■ **Excerpt from a dataset**:
════════════════════
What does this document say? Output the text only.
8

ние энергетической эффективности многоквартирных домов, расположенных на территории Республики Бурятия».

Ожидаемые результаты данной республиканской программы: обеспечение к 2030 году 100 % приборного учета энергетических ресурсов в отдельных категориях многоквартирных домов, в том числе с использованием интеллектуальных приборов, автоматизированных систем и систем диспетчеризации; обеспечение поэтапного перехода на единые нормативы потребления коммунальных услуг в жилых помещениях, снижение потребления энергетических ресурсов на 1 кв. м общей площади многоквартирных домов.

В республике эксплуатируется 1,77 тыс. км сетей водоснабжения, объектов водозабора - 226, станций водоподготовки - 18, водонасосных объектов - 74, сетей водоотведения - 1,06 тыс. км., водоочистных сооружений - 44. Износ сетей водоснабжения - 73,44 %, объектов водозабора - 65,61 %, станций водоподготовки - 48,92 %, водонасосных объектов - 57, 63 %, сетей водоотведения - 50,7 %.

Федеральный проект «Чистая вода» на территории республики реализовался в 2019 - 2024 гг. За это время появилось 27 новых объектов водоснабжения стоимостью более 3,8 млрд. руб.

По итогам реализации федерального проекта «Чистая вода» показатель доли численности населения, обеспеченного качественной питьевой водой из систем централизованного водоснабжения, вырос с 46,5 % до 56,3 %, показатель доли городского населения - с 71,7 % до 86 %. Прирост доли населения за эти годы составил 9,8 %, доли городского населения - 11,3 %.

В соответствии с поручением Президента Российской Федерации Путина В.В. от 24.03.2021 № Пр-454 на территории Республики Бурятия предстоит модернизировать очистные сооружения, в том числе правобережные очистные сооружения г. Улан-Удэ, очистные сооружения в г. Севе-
════════════════════
■ **Given task**:
Your task is to output all of the data above word for word.

■ **Finished task**:
What does this document say? Output the text only.
8

ние энергетической эффективности многоквартирных домов, расположенных на территории Республики Бурятия».

Ожидаемые результаты данной республиканской программы: обеспечение к 2030 году 100 % приборного учета энергетических ресурсов в отдельных категориях многоквартирных домов, в том числе с использованием интеллектуальных приборов, автоматизированных систем и систем диспетчеризации; обеспечение поэтапного перехода на единые нормативы потребления коммунальных услуг в жилых помещениях, снижение потребления энергетических ресурсов на 1 кв. м общей площади многоквартирных домов.

В республике эксплуатируется 1,77 тыс. км сетей водоснабжения, объектов водозабора - 226, станций водоподготовки - 18, водонасосных объектов - 74, сетей водоотведения - 1,06 тыс. км., водоочистных сооружений - 44. Износ сетей водоснабжения - 73,44 %, объектов водозабора - 65,61 %, станций водоподготовки - 48,92 %, водонасосных объектов - 57, 63 %, сетей водоотведения - 50,7 %.

Федеральный проект «Чистая вода» на территории республики реализовался в 2019 - 2024 гг. За это время появилось 27 новых объектов водоснабжения стоимостью более 3,8 млрд. руб.

По итогам реализации федерального проекта «Чистая вода» показатель доли численности населения, обеспеченного качественной питьевой водой из систем централизованного водоснабжения, вырос с 46,5 % до 56,3 %, показатель доли городского населения - с 71,7 % до 86 %. Прирост доли населения за эти годы составил 9,8 %, доли городского населения - 11,3 %.

В соответствии с поручением Президента Российской Федерации Путина В.В. от 24.03.2021 № Пр-454 на территории Республики Бурятия предстоит модернизировать очистные сооружения, в том числе правобережные очистные сооружения г. Улан-Удэ, очистные сооружения в г. Севе-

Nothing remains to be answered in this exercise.